YOUR TASK — Return each line of the entries that holds the string "common".

[Document understanding data]
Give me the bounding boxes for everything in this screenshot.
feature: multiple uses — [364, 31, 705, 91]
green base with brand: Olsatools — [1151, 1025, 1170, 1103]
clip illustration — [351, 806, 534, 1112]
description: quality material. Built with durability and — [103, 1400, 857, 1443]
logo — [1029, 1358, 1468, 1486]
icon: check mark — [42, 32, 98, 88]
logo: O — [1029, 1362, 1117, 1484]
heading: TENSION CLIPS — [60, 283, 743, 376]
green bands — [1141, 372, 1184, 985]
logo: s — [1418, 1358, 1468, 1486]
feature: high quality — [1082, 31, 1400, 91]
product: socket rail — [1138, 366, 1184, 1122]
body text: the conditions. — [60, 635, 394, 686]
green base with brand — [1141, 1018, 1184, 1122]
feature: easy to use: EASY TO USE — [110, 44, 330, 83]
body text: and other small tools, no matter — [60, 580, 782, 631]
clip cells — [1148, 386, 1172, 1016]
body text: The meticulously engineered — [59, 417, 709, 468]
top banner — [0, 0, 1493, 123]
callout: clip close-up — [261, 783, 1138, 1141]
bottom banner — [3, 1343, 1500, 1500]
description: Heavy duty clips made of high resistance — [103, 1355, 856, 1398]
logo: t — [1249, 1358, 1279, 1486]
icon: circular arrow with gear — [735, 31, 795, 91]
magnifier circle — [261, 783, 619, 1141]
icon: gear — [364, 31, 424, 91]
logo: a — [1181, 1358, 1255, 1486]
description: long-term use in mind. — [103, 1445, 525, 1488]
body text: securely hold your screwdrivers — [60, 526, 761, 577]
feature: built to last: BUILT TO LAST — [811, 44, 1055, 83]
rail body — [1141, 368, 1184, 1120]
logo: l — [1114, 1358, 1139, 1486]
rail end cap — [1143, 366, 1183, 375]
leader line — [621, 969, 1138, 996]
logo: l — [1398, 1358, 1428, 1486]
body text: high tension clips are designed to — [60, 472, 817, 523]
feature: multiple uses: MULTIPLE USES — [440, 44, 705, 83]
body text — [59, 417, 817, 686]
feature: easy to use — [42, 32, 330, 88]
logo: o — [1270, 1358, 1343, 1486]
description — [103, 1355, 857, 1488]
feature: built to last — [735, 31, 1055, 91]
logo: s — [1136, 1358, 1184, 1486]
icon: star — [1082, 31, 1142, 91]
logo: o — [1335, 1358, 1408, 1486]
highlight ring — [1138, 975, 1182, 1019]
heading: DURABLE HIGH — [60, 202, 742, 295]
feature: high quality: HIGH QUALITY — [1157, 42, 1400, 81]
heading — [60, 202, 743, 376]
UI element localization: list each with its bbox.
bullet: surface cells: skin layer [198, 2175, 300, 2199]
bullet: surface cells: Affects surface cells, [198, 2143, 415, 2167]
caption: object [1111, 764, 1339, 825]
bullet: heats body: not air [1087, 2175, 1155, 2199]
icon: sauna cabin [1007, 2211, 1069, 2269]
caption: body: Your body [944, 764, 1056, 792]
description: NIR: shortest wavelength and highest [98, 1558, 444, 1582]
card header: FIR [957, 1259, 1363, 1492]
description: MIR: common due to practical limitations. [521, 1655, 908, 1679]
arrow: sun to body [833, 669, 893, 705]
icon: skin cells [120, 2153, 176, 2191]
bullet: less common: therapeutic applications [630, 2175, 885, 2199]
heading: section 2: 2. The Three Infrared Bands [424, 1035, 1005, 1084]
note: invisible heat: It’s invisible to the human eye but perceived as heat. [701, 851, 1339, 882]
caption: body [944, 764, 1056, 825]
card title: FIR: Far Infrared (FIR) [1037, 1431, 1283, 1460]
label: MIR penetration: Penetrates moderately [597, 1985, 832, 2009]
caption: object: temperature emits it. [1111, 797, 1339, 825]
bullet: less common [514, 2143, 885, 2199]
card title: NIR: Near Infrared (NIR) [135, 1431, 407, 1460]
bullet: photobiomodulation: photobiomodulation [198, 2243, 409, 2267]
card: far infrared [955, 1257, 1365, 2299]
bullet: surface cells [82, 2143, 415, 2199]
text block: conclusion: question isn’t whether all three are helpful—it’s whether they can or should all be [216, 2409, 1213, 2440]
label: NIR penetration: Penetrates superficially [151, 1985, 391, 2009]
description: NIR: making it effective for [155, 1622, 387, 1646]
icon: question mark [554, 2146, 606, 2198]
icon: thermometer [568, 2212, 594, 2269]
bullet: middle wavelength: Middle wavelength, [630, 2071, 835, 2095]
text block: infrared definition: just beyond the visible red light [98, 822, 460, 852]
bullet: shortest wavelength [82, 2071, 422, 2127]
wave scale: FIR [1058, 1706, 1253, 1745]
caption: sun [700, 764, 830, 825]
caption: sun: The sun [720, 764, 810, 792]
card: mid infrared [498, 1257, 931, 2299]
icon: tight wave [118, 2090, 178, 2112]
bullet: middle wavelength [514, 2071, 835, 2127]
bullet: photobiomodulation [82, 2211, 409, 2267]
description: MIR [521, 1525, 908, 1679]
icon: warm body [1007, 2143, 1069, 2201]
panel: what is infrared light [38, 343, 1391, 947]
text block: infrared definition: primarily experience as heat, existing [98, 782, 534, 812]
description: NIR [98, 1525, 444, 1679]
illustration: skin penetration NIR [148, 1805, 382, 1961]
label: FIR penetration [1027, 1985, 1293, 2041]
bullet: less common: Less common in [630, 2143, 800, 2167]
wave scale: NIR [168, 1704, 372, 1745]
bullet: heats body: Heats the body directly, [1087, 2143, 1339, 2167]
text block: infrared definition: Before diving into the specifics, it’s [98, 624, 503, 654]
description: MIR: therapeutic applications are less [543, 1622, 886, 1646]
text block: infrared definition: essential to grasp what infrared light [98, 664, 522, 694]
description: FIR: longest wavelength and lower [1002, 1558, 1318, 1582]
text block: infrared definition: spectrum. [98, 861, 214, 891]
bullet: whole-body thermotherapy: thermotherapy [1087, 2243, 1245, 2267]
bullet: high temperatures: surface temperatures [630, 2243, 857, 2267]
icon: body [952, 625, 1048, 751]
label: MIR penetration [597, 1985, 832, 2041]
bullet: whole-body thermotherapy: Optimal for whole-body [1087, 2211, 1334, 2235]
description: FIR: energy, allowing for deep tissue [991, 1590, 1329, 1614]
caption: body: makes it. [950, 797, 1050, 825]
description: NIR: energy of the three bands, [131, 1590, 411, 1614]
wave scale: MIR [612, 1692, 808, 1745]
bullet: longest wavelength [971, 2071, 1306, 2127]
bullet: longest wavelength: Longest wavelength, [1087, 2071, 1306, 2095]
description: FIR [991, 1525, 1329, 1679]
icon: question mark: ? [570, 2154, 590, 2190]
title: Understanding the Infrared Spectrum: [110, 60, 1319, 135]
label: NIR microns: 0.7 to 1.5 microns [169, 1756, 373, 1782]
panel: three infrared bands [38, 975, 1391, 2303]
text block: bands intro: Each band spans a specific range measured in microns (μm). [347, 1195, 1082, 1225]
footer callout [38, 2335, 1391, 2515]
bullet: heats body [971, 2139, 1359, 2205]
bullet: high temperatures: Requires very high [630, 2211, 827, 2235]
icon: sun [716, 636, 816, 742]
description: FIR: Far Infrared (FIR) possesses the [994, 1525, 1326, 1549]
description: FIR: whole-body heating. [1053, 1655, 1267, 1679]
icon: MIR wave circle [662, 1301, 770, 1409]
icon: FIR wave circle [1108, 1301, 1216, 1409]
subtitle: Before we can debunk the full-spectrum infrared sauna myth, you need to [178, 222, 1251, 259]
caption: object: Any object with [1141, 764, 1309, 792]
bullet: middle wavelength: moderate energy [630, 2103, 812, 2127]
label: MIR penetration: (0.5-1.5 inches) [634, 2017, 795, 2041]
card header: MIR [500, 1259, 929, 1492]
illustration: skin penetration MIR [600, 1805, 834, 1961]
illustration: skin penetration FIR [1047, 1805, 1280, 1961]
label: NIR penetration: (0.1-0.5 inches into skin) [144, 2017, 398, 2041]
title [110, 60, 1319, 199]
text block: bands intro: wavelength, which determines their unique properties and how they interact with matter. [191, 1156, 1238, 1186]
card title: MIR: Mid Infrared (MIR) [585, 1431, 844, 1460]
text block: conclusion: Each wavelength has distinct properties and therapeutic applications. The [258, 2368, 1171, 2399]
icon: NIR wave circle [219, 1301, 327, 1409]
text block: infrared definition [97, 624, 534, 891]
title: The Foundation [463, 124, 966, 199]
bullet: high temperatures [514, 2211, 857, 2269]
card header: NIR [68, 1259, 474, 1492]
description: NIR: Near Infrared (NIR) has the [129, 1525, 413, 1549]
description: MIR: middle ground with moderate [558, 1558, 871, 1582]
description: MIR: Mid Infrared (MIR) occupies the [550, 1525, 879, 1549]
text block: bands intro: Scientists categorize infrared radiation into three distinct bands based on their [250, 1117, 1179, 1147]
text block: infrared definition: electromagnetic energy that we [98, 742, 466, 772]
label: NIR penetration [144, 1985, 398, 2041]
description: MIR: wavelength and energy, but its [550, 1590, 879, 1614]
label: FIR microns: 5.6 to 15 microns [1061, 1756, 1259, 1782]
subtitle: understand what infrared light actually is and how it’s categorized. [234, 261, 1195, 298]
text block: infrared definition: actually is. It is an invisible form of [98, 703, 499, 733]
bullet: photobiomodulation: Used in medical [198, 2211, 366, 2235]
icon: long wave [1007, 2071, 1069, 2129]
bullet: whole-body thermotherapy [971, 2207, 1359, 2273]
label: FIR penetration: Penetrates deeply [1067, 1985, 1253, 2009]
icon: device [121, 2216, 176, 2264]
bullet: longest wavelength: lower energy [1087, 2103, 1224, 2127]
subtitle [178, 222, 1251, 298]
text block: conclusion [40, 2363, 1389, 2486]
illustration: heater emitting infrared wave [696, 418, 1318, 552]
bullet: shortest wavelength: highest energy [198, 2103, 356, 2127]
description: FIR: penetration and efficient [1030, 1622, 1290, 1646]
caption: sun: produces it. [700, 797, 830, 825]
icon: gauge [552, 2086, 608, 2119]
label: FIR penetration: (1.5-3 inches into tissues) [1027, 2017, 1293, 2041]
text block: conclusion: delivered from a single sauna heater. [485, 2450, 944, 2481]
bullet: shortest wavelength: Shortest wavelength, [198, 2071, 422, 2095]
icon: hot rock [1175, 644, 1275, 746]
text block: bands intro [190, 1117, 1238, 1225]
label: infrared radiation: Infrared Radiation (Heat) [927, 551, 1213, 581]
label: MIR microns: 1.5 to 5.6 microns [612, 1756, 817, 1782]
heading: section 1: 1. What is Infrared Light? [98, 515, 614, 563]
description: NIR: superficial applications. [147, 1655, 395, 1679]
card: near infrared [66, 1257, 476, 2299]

SOLUTION FOR THIS EXERCISE —
description: MIR: common due to practical limitations. [521, 1655, 908, 1679]
bullet: less common: therapeutic applications [630, 2175, 885, 2199]
bullet: less common [514, 2143, 885, 2199]
bullet: less common: Less common in [630, 2143, 800, 2167]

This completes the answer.